** start of ITEMS **

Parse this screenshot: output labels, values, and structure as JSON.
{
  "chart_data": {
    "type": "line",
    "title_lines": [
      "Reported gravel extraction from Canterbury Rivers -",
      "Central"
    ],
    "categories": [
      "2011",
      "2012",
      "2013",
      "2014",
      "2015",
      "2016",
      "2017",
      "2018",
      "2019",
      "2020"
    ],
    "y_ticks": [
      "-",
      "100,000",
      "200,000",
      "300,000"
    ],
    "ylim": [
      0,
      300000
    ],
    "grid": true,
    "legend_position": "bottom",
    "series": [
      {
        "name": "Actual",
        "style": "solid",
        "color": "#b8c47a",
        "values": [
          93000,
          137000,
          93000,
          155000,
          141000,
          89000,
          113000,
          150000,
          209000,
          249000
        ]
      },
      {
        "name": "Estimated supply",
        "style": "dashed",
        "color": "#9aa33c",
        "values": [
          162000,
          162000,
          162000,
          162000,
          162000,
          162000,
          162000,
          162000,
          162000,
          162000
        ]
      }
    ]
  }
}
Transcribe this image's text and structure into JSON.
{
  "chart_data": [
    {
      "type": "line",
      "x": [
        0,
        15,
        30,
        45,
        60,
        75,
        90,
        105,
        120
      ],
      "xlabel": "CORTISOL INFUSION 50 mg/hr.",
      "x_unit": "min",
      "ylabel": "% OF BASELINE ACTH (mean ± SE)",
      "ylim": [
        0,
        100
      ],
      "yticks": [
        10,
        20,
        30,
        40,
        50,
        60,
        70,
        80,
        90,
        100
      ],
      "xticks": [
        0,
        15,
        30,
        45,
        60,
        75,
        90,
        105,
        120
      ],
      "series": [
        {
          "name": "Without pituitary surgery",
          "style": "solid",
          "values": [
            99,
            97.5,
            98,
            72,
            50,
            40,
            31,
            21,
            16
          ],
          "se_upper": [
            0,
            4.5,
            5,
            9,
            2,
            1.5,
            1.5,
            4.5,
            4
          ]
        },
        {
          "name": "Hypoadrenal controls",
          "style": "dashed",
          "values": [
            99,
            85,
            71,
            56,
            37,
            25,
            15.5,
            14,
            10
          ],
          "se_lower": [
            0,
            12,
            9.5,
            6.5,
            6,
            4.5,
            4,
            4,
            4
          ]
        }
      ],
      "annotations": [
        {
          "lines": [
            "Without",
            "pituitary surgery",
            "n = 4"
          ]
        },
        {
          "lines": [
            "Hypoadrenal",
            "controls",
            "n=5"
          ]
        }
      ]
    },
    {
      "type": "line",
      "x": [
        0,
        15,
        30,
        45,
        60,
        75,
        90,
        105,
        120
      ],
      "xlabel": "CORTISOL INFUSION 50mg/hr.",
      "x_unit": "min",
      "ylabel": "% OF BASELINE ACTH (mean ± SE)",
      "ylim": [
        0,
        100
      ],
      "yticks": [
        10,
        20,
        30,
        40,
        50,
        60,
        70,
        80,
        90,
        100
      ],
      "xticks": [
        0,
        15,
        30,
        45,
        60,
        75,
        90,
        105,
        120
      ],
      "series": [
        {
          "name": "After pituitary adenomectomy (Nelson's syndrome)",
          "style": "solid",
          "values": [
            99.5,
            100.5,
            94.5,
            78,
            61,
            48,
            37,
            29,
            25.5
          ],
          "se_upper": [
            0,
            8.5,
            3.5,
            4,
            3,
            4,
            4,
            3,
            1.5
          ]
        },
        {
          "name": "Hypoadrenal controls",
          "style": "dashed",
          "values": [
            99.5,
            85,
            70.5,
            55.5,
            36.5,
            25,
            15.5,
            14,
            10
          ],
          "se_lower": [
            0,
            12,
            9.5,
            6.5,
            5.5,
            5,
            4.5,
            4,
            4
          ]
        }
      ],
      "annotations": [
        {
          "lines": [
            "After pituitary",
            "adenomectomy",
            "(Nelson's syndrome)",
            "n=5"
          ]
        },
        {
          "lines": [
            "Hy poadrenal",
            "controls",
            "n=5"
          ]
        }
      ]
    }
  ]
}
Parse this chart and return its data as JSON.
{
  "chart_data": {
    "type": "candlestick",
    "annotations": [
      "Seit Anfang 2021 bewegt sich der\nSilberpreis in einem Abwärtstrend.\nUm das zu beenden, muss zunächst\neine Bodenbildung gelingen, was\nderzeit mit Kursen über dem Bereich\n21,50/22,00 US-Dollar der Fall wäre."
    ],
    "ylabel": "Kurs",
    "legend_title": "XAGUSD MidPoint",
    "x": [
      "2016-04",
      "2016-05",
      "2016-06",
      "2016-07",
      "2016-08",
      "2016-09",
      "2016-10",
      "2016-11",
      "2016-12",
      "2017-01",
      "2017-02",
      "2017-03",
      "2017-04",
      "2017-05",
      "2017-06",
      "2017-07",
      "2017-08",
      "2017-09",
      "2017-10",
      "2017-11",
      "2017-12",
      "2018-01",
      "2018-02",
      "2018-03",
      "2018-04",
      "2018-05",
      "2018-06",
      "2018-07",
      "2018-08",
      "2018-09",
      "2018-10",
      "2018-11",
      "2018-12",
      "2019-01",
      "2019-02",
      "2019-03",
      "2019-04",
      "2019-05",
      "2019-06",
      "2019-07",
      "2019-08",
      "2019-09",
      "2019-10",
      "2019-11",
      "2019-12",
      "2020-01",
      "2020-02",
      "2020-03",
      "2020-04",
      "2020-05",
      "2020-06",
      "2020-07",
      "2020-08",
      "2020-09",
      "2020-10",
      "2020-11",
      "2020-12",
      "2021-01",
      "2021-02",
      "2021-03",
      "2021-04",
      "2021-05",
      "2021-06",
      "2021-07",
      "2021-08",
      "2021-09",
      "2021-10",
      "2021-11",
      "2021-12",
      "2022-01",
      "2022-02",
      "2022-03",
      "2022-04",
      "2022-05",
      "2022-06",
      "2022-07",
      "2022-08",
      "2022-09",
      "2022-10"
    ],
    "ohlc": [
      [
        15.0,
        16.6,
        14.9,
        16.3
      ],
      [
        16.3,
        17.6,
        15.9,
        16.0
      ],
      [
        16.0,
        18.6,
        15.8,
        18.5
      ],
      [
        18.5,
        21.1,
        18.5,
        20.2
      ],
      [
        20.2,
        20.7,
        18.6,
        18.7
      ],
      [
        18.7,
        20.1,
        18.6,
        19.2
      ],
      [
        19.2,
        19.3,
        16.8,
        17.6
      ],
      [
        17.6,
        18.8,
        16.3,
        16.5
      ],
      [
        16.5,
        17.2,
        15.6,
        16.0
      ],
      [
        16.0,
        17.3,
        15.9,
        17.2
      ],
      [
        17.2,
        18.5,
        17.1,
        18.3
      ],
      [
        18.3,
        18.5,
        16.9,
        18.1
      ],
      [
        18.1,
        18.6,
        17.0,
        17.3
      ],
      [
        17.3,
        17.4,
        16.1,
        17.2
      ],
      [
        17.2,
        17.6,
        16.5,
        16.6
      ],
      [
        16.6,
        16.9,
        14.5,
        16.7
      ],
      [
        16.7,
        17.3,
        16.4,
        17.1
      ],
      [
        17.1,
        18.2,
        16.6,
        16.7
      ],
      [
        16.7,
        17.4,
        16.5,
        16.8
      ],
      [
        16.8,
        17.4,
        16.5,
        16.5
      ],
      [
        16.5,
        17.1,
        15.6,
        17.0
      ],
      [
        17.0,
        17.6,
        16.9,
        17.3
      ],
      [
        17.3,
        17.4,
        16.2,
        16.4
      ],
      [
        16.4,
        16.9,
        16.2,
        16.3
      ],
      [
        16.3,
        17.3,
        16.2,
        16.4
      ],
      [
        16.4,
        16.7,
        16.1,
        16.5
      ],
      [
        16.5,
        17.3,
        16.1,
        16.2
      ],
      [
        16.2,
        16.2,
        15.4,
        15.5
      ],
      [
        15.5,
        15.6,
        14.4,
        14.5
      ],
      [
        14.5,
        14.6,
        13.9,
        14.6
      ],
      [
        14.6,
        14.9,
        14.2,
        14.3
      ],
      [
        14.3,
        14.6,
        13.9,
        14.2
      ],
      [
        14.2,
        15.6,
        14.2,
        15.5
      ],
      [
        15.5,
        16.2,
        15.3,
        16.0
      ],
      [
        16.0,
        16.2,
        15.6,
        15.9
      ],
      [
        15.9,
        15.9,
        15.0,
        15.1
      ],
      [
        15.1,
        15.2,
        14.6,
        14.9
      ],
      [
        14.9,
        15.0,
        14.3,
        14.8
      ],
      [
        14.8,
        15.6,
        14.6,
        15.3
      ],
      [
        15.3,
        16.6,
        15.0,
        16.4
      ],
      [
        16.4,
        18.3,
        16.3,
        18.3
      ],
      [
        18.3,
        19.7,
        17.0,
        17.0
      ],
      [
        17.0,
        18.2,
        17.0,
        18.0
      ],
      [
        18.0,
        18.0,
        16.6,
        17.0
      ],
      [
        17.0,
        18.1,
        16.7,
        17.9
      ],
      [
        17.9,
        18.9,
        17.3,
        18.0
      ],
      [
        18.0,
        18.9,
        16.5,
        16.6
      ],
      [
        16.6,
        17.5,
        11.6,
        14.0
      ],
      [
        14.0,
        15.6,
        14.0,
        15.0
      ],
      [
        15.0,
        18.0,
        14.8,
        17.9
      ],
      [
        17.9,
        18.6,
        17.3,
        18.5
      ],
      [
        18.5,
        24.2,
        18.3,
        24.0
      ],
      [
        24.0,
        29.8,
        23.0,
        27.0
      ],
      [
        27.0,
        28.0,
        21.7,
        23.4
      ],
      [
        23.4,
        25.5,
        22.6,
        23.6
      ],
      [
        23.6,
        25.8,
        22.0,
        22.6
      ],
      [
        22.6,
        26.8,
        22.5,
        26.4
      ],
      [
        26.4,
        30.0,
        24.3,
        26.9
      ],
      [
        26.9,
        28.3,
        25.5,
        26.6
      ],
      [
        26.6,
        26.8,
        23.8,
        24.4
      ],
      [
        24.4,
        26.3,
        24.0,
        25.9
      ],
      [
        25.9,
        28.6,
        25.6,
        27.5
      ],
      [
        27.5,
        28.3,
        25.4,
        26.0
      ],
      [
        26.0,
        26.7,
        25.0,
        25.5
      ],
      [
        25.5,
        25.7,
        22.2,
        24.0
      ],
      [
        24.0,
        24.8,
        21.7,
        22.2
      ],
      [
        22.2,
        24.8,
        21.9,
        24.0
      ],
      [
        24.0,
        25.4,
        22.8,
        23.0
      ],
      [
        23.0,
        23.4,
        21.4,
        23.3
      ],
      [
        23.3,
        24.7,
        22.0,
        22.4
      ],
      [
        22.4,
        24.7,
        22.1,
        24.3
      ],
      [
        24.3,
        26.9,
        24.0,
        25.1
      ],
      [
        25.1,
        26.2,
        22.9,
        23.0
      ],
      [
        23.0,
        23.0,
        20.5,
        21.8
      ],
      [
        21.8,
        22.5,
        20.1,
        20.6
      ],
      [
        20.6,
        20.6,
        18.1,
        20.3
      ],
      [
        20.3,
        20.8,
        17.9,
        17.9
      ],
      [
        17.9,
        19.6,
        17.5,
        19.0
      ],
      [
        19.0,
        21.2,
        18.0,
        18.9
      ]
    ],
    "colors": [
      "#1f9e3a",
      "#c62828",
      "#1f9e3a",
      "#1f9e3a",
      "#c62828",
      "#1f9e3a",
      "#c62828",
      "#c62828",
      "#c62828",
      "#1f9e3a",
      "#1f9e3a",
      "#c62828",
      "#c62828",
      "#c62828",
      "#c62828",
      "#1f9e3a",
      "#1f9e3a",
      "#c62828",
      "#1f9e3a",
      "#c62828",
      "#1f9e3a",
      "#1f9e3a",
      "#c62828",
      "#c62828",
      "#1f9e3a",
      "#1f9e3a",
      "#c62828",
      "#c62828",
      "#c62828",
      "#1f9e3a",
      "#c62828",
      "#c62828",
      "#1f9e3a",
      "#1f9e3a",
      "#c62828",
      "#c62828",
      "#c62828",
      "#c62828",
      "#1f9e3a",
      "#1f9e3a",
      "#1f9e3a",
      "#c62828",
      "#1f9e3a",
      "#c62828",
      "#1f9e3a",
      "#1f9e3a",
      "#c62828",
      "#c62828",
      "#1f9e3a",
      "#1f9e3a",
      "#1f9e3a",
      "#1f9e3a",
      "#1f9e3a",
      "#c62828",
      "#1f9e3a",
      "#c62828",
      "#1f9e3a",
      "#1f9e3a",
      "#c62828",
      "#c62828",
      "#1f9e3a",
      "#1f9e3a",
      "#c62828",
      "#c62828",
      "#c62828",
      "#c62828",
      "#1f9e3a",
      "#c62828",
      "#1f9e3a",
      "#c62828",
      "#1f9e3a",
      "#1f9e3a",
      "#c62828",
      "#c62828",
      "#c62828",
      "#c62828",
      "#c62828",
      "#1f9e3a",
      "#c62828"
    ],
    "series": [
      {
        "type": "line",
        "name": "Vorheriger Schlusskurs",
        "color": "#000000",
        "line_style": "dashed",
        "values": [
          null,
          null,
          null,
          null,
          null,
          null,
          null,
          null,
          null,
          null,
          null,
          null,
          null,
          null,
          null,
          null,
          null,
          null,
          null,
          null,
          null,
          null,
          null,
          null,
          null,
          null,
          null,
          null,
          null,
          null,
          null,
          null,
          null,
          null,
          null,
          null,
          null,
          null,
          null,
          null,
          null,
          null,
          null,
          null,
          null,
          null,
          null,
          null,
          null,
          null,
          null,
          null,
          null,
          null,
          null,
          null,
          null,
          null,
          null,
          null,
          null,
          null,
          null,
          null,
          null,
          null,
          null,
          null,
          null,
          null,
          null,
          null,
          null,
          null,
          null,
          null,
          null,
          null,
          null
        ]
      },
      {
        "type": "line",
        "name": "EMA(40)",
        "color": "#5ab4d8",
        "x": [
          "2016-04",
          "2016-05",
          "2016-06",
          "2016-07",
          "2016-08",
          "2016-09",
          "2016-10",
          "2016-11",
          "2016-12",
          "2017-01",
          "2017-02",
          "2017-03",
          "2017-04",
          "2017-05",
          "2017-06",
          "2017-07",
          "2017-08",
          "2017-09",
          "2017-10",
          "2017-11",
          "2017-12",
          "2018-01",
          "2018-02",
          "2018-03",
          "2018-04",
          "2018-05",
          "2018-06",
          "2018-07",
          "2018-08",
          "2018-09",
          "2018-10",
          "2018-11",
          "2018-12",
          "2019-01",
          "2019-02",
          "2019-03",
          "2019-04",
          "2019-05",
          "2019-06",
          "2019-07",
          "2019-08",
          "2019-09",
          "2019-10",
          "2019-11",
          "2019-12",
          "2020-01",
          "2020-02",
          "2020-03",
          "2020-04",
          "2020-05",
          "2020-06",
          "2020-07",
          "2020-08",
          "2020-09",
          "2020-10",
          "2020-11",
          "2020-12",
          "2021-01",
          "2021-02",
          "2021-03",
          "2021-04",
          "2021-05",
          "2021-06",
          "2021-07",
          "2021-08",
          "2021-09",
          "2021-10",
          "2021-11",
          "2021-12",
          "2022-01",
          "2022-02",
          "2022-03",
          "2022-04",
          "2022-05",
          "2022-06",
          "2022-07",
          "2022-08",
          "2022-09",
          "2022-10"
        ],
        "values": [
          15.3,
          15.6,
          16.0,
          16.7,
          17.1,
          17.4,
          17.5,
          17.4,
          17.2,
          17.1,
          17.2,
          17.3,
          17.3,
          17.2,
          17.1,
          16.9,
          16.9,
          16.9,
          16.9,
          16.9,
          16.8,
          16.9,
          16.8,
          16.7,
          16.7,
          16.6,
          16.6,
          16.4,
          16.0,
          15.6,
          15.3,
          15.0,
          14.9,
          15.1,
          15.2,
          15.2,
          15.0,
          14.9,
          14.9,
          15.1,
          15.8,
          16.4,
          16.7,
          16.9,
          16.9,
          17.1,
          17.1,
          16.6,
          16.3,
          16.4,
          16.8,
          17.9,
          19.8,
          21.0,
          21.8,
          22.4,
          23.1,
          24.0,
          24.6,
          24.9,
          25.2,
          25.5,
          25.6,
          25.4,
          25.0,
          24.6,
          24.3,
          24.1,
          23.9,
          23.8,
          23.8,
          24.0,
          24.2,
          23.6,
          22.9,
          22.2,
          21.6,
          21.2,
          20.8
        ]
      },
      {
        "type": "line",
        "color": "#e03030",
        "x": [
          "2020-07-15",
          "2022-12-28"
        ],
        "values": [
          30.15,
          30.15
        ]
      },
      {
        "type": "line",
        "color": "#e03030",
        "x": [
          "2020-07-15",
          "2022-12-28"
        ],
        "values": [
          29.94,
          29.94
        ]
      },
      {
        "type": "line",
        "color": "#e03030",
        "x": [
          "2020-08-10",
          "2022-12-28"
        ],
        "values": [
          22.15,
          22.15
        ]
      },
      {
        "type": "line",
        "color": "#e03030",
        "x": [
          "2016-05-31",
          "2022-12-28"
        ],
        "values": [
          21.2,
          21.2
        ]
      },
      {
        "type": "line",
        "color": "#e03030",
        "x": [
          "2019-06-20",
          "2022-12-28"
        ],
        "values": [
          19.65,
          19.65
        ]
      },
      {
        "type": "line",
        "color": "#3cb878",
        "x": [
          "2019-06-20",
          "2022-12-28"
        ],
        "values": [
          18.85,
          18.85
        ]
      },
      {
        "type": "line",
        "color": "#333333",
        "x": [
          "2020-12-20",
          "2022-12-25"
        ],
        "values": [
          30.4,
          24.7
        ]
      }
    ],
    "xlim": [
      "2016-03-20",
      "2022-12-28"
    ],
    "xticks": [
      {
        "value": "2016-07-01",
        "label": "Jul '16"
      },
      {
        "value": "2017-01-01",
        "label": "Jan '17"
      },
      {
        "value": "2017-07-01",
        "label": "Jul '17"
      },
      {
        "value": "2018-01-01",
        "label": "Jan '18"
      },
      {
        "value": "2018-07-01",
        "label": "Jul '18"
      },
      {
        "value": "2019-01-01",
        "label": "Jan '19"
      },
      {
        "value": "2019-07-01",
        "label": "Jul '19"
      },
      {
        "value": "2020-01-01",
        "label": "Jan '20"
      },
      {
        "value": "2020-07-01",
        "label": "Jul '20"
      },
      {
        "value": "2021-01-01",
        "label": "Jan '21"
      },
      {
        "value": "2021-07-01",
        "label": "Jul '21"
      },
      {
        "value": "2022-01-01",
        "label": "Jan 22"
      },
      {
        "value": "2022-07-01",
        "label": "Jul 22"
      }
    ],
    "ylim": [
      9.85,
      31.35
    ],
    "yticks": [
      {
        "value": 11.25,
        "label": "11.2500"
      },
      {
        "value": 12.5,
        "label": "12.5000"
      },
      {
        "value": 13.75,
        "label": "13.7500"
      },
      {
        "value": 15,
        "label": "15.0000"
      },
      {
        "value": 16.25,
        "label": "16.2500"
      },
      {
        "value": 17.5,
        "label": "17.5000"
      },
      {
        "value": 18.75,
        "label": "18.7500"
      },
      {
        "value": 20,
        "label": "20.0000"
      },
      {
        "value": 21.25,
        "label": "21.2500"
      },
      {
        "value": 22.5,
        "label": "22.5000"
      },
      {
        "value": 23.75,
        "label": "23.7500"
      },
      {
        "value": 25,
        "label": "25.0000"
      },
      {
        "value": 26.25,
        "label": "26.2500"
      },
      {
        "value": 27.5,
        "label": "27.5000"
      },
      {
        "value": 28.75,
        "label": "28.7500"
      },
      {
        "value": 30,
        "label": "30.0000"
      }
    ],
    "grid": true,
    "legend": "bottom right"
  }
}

** end of ITEMS **

TASK BRIEF: Locate and copy each line in the data above that includes the word "Without".

CORRECT ANSWER:
          "name": "Without pituitary surgery",
            "Without",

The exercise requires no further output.